:: AIM OF THE TASK ::
Count each line below that has "this" anywhere in it. Answer with the total alone.

++++ DATA ROWS ++++

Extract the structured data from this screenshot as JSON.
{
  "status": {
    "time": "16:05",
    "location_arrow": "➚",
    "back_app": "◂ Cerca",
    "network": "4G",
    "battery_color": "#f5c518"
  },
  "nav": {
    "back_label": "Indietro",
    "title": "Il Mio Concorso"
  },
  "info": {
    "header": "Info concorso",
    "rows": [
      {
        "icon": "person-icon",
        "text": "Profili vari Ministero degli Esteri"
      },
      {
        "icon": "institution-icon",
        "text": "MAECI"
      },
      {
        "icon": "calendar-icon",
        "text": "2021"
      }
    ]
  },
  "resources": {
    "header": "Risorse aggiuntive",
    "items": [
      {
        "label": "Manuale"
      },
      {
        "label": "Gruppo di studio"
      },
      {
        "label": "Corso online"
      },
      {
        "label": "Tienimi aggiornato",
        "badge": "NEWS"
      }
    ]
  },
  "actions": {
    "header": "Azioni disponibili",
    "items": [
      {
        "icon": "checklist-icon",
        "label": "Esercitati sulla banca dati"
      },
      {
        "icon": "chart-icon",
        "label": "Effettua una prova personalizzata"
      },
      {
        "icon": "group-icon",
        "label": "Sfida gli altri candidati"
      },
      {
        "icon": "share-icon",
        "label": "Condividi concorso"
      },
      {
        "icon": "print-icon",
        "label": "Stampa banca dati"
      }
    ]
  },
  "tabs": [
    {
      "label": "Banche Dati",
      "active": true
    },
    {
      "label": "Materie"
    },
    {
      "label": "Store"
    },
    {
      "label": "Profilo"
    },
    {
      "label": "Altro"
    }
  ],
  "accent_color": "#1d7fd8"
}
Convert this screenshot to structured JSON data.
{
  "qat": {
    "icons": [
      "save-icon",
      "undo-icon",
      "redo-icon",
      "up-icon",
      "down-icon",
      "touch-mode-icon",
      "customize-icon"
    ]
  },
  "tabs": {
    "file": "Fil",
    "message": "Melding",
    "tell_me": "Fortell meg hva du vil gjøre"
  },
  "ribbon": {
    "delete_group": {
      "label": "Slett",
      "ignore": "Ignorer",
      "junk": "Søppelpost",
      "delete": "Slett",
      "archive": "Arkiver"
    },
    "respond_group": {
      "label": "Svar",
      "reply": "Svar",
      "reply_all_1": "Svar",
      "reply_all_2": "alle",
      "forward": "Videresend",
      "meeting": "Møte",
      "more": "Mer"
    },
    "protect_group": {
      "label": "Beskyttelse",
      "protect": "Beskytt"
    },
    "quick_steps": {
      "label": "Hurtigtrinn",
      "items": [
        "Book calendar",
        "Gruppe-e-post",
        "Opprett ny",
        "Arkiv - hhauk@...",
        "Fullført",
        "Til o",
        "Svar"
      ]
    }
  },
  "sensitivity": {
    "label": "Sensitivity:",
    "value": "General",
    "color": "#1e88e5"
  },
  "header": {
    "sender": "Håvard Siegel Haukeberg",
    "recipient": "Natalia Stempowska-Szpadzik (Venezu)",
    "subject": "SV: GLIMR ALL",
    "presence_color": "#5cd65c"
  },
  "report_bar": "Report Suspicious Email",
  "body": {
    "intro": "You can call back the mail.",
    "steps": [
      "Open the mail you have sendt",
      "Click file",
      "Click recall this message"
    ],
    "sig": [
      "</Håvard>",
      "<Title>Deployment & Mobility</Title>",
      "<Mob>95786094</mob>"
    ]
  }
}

++++

:: ANSWER TO THE PROBLEM ::
3